MATERIALS PROVIDED =>
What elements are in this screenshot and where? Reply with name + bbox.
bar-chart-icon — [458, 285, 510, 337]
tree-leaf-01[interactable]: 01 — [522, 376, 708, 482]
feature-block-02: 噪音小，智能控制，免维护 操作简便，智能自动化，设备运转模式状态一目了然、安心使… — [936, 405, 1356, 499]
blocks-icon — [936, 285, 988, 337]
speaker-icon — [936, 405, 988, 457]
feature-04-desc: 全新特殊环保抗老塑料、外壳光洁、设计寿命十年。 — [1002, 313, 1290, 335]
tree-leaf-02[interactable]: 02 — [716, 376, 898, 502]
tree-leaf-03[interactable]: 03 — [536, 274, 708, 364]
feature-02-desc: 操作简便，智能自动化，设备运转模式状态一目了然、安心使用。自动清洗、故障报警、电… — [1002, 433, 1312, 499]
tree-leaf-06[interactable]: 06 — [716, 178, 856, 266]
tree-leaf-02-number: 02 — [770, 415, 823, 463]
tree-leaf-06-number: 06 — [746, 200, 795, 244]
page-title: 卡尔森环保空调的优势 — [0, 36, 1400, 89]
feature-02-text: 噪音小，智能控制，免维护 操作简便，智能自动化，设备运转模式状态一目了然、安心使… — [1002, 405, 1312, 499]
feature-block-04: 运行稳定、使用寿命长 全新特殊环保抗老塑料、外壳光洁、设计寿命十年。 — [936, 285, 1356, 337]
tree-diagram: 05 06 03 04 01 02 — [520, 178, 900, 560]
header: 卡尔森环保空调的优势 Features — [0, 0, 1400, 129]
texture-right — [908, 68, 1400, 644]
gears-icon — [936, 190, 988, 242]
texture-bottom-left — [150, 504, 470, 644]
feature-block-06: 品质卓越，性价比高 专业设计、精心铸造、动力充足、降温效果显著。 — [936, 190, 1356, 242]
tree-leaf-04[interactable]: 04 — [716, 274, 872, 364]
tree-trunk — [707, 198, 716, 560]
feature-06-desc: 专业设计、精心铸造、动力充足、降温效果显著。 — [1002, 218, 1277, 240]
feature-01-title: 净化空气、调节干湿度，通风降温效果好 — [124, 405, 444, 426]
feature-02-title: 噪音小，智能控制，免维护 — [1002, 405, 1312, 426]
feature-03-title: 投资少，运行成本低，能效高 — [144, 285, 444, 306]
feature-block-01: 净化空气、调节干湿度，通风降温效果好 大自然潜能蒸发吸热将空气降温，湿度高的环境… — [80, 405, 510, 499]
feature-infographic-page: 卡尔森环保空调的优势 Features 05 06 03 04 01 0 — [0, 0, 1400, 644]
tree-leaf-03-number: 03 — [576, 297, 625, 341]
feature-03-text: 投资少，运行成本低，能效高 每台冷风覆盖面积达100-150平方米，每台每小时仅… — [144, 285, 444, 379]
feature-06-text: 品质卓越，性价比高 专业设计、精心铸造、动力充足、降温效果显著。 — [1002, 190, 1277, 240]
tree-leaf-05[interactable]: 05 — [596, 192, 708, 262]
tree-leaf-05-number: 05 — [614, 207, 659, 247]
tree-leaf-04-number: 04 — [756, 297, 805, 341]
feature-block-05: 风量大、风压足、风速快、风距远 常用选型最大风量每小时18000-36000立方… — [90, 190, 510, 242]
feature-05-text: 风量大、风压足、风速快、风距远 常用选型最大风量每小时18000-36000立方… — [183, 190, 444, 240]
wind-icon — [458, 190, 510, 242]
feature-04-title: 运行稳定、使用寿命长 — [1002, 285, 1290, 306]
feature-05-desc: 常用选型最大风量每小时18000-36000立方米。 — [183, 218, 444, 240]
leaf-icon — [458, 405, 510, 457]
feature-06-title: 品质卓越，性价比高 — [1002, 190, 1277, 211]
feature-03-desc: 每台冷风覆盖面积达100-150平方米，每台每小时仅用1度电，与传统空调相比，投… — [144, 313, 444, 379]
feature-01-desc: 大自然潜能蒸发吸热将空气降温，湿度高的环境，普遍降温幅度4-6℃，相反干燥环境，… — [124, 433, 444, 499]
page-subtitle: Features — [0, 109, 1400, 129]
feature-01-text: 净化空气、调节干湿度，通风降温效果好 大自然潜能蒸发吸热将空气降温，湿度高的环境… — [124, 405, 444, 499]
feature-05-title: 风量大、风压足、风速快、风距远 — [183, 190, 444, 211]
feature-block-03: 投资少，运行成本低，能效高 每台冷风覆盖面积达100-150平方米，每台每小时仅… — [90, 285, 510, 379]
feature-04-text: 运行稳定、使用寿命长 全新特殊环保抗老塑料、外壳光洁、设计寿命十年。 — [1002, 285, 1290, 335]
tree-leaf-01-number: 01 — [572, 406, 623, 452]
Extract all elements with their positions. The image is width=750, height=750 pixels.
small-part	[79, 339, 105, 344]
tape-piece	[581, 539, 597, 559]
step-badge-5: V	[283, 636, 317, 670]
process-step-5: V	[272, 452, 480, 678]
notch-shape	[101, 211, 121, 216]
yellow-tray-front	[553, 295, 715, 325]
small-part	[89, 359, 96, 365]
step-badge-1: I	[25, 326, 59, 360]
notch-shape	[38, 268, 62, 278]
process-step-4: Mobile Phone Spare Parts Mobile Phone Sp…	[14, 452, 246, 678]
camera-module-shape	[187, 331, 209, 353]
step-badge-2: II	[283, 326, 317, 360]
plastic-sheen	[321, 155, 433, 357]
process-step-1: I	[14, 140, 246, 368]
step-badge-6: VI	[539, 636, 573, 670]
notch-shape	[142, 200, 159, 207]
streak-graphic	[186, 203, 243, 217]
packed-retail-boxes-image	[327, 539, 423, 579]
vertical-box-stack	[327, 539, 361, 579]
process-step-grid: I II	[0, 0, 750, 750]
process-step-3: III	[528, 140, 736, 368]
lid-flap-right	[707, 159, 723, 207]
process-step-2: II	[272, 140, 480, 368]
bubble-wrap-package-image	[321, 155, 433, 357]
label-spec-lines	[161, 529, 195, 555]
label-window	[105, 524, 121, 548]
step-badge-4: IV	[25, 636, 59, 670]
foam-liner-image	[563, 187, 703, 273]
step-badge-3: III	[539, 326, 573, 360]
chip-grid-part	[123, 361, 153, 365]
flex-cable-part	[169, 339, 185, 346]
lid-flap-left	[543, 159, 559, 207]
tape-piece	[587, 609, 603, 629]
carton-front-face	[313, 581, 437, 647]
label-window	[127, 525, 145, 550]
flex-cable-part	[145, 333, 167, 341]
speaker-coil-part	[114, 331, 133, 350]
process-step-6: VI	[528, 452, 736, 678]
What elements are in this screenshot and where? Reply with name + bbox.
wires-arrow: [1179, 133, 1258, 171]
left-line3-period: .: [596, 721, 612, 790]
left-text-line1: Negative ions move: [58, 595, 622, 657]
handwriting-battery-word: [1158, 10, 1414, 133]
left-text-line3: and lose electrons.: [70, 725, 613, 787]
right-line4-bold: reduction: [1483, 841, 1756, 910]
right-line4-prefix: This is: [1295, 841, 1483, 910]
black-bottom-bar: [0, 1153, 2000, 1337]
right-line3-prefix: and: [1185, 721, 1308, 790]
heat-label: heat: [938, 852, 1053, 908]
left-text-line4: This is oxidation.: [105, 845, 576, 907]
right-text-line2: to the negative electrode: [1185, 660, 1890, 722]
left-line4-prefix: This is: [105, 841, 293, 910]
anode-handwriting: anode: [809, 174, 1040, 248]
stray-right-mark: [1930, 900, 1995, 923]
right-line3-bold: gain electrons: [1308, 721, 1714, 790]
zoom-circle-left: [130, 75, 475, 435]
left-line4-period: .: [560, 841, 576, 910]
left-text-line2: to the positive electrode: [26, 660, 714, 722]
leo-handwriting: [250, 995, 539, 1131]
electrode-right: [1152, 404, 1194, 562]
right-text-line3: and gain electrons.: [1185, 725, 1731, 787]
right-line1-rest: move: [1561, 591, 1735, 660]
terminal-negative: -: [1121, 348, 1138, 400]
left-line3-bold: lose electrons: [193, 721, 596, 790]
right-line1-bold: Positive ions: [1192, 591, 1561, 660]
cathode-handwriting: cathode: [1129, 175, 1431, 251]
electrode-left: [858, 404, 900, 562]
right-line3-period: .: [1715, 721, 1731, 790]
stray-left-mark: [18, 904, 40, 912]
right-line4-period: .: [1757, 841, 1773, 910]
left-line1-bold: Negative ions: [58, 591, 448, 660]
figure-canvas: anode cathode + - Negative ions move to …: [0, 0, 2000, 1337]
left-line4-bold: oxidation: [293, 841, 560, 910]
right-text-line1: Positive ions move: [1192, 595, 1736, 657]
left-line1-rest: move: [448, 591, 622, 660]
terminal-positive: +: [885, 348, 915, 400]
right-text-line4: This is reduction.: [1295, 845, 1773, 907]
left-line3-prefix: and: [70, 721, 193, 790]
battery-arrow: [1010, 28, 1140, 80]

THE PROBLEM => Edit the rows from the first one through the line that contains "tree-leaf-03-number: 03 —" so that "speaker-icon" reads "sound-icon", and leave everything else unchanged. Give back only those rows.

SOLUTION FOR THIS EXERCISE =>
What elements are in this screenshot and where? Reply with name + bbox.
bar-chart-icon — [458, 285, 510, 337]
tree-leaf-01[interactable]: 01 — [522, 376, 708, 482]
feature-block-02: 噪音小，智能控制，免维护 操作简便，智能自动化，设备运转模式状态一目了然、安心使… — [936, 405, 1356, 499]
blocks-icon — [936, 285, 988, 337]
sound-icon — [936, 405, 988, 457]
feature-04-desc: 全新特殊环保抗老塑料、外壳光洁、设计寿命十年。 — [1002, 313, 1290, 335]
tree-leaf-02[interactable]: 02 — [716, 376, 898, 502]
tree-leaf-03[interactable]: 03 — [536, 274, 708, 364]
feature-02-desc: 操作简便，智能自动化，设备运转模式状态一目了然、安心使用。自动清洗、故障报警、电… — [1002, 433, 1312, 499]
tree-leaf-06[interactable]: 06 — [716, 178, 856, 266]
tree-leaf-02-number: 02 — [770, 415, 823, 463]
tree-leaf-06-number: 06 — [746, 200, 795, 244]
page-title: 卡尔森环保空调的优势 — [0, 36, 1400, 89]
feature-02-text: 噪音小，智能控制，免维护 操作简便，智能自动化，设备运转模式状态一目了然、安心使… — [1002, 405, 1312, 499]
feature-block-04: 运行稳定、使用寿命长 全新特殊环保抗老塑料、外壳光洁、设计寿命十年。 — [936, 285, 1356, 337]
tree-diagram: 05 06 03 04 01 02 — [520, 178, 900, 560]
header: 卡尔森环保空调的优势 Features — [0, 0, 1400, 129]
texture-right — [908, 68, 1400, 644]
gears-icon — [936, 190, 988, 242]
texture-bottom-left — [150, 504, 470, 644]
feature-block-06: 品质卓越，性价比高 专业设计、精心铸造、动力充足、降温效果显著。 — [936, 190, 1356, 242]
tree-leaf-04[interactable]: 04 — [716, 274, 872, 364]
tree-trunk — [707, 198, 716, 560]
feature-06-desc: 专业设计、精心铸造、动力充足、降温效果显著。 — [1002, 218, 1277, 240]
feature-01-title: 净化空气、调节干湿度，通风降温效果好 — [124, 405, 444, 426]
feature-02-title: 噪音小，智能控制，免维护 — [1002, 405, 1312, 426]
feature-03-title: 投资少，运行成本低，能效高 — [144, 285, 444, 306]
feature-block-01: 净化空气、调节干湿度，通风降温效果好 大自然潜能蒸发吸热将空气降温，湿度高的环境… — [80, 405, 510, 499]
feature-infographic-page: 卡尔森环保空调的优势 Features 05 06 03 04 01 0 — [0, 0, 1400, 644]
tree-leaf-03-number: 03 — [576, 297, 625, 341]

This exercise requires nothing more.